» Dataset items

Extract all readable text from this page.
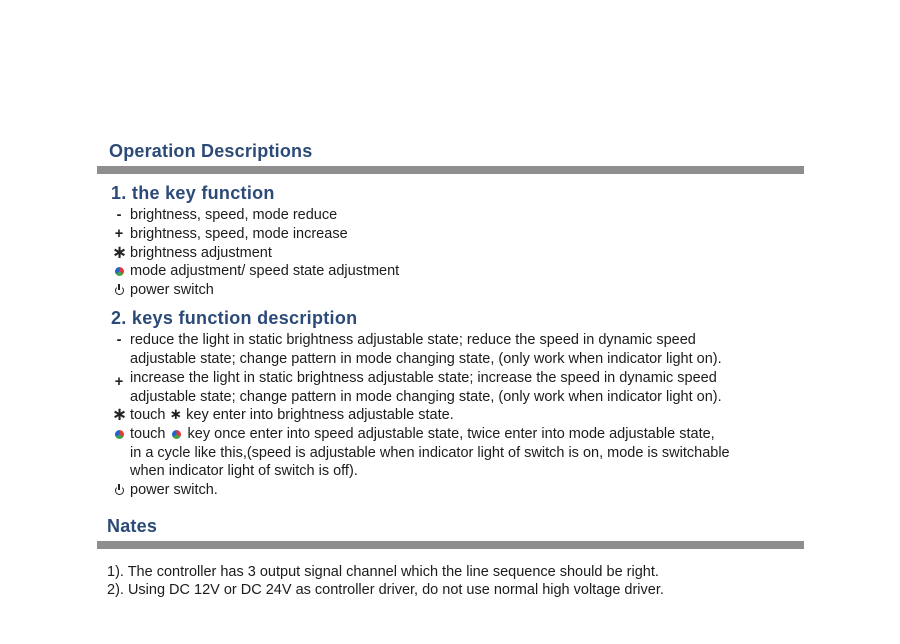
Operation Descriptions
1. the key function
- brightness, speed, mode reduce
+ brightness, speed, mode increase
∗ brightness adjustment
mode adjustment/ speed state adjustment
power switch
2. keys function description
- reduce the light in static brightness adjustable state; reduce the speed in dynamic speed
adjustable state; change pattern in mode changing state, (only work when indicator light on).
+ increase the light in static brightness adjustable state; increase the speed in dynamic speed
adjustable state; change pattern in mode changing state, (only work when indicator light on).
∗ touch ∗ key enter into brightness adjustable state.
touch key once enter into speed adjustable state, twice enter into mode adjustable state,
in a cycle like this,(speed is adjustable when indicator light of switch is on, mode is switchable
when indicator light of switch is off).
power switch.
Nates
1). The controller has 3 output signal channel which the line sequence should be right.
2). Using DC 12V or DC 24V as controller driver, do not use normal high voltage driver.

» What is needed
Please write out all the data again word for word, but not the pictures.

» Completed exercise
Extract all readable text from this page.
Operation Descriptions
1. the key function
- brightness, speed, mode reduce
+ brightness, speed, mode increase
∗ brightness adjustment
mode adjustment/ speed state adjustment
power switch
2. keys function description
- reduce the light in static brightness adjustable state; reduce the speed in dynamic speed
adjustable state; change pattern in mode changing state, (only work when indicator light on).
+ increase the light in static brightness adjustable state; increase the speed in dynamic speed
adjustable state; change pattern in mode changing state, (only work when indicator light on).
∗ touch ∗ key enter into brightness adjustable state.
touch key once enter into speed adjustable state, twice enter into mode adjustable state,
in a cycle like this,(speed is adjustable when indicator light of switch is on, mode is switchable
when indicator light of switch is off).
power switch.
Nates
1). The controller has 3 output signal channel which the line sequence should be right.
2). Using DC 12V or DC 24V as controller driver, do not use normal high voltage driver.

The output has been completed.